## RECORDS SUPPLIED
---------------
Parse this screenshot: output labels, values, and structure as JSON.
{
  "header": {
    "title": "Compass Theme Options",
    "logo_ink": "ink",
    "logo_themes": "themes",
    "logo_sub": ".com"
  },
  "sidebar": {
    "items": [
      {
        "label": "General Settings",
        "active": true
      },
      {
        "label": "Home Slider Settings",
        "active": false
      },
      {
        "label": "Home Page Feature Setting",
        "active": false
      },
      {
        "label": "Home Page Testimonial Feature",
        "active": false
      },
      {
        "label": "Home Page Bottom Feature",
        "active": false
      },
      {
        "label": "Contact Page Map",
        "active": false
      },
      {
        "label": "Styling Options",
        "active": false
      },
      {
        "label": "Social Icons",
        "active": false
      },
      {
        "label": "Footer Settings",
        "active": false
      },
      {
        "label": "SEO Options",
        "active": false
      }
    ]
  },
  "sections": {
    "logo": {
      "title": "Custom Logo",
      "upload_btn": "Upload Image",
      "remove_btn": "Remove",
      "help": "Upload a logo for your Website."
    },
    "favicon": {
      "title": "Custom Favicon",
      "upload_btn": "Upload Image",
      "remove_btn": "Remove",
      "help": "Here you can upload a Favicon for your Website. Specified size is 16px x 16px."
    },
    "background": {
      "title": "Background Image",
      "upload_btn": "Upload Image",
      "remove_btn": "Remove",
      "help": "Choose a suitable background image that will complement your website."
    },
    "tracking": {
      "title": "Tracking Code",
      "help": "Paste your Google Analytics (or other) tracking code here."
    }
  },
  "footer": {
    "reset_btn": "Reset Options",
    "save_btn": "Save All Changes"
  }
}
---------------
## TASK TO CARRY OUT
Transcribe the full listing above without leaving anything out.

## WRITTEN SOLUTION
Parse this screenshot: output labels, values, and structure as JSON.
{
  "header": {
    "title": "Compass Theme Options",
    "logo_ink": "ink",
    "logo_themes": "themes",
    "logo_sub": ".com"
  },
  "sidebar": {
    "items": [
      {
        "label": "General Settings",
        "active": true
      },
      {
        "label": "Home Slider Settings",
        "active": false
      },
      {
        "label": "Home Page Feature Setting",
        "active": false
      },
      {
        "label": "Home Page Testimonial Feature",
        "active": false
      },
      {
        "label": "Home Page Bottom Feature",
        "active": false
      },
      {
        "label": "Contact Page Map",
        "active": false
      },
      {
        "label": "Styling Options",
        "active": false
      },
      {
        "label": "Social Icons",
        "active": false
      },
      {
        "label": "Footer Settings",
        "active": false
      },
      {
        "label": "SEO Options",
        "active": false
      }
    ]
  },
  "sections": {
    "logo": {
      "title": "Custom Logo",
      "upload_btn": "Upload Image",
      "remove_btn": "Remove",
      "help": "Upload a logo for your Website."
    },
    "favicon": {
      "title": "Custom Favicon",
      "upload_btn": "Upload Image",
      "remove_btn": "Remove",
      "help": "Here you can upload a Favicon for your Website. Specified size is 16px x 16px."
    },
    "background": {
      "title": "Background Image",
      "upload_btn": "Upload Image",
      "remove_btn": "Remove",
      "help": "Choose a suitable background image that will complement your website."
    },
    "tracking": {
      "title": "Tracking Code",
      "help": "Paste your Google Analytics (or other) tracking code here."
    }
  },
  "footer": {
    "reset_btn": "Reset Options",
    "save_btn": "Save All Changes"
  }
}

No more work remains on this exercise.